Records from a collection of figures
************
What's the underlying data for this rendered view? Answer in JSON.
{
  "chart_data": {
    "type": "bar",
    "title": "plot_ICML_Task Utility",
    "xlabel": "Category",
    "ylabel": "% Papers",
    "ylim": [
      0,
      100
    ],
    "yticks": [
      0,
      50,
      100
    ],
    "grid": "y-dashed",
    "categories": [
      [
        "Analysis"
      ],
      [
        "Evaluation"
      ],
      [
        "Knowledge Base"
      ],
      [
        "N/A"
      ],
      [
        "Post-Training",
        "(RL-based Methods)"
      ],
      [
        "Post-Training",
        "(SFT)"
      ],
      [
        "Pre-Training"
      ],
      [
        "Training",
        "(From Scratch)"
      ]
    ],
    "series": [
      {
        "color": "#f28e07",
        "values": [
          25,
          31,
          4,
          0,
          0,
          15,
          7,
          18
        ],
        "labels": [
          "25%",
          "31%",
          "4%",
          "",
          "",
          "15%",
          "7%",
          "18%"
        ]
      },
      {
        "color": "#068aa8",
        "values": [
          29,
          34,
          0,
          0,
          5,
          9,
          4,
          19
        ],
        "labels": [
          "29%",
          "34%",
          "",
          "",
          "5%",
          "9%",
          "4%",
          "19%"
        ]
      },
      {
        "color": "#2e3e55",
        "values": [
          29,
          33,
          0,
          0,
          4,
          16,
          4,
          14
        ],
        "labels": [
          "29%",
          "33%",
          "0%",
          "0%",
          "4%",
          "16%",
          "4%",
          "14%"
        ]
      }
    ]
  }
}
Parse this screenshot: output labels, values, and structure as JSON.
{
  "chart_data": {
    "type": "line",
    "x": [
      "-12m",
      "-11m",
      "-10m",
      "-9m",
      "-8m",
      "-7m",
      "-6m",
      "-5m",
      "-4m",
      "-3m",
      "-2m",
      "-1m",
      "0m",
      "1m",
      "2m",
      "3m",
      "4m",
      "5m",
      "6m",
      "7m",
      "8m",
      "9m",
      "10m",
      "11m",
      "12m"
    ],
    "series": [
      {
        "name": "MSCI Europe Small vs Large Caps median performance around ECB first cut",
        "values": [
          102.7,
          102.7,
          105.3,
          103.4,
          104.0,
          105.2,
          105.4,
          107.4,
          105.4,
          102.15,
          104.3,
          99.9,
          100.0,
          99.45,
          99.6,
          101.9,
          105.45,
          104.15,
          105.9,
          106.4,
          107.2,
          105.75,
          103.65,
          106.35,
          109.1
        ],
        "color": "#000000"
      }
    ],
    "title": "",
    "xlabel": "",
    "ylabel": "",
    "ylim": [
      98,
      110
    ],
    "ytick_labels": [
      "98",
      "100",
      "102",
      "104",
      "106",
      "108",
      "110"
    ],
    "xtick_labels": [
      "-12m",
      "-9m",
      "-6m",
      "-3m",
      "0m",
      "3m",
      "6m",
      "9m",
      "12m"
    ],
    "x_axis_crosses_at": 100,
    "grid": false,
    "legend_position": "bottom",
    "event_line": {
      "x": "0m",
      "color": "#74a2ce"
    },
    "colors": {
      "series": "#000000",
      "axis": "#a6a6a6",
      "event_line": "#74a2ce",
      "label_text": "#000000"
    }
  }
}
************
→ EXERCISE AIM: Copy out the lines from the line containing "Parse this screenshot: output" to the end of the listing above, without alteration.

→ THE RESULT:
Parse this screenshot: output labels, values, and structure as JSON.
{
  "chart_data": {
    "type": "line",
    "x": [
      "-12m",
      "-11m",
      "-10m",
      "-9m",
      "-8m",
      "-7m",
      "-6m",
      "-5m",
      "-4m",
      "-3m",
      "-2m",
      "-1m",
      "0m",
      "1m",
      "2m",
      "3m",
      "4m",
      "5m",
      "6m",
      "7m",
      "8m",
      "9m",
      "10m",
      "11m",
      "12m"
    ],
    "series": [
      {
        "name": "MSCI Europe Small vs Large Caps median performance around ECB first cut",
        "values": [
          102.7,
          102.7,
          105.3,
          103.4,
          104.0,
          105.2,
          105.4,
          107.4,
          105.4,
          102.15,
          104.3,
          99.9,
          100.0,
          99.45,
          99.6,
          101.9,
          105.45,
          104.15,
          105.9,
          106.4,
          107.2,
          105.75,
          103.65,
          106.35,
          109.1
        ],
        "color": "#000000"
      }
    ],
    "title": "",
    "xlabel": "",
    "ylabel": "",
    "ylim": [
      98,
      110
    ],
    "ytick_labels": [
      "98",
      "100",
      "102",
      "104",
      "106",
      "108",
      "110"
    ],
    "xtick_labels": [
      "-12m",
      "-9m",
      "-6m",
      "-3m",
      "0m",
      "3m",
      "6m",
      "9m",
      "12m"
    ],
    "x_axis_crosses_at": 100,
    "grid": false,
    "legend_position": "bottom",
    "event_line": {
      "x": "0m",
      "color": "#74a2ce"
    },
    "colors": {
      "series": "#000000",
      "axis": "#a6a6a6",
      "event_line": "#74a2ce",
      "label_text": "#000000"
    }
  }
}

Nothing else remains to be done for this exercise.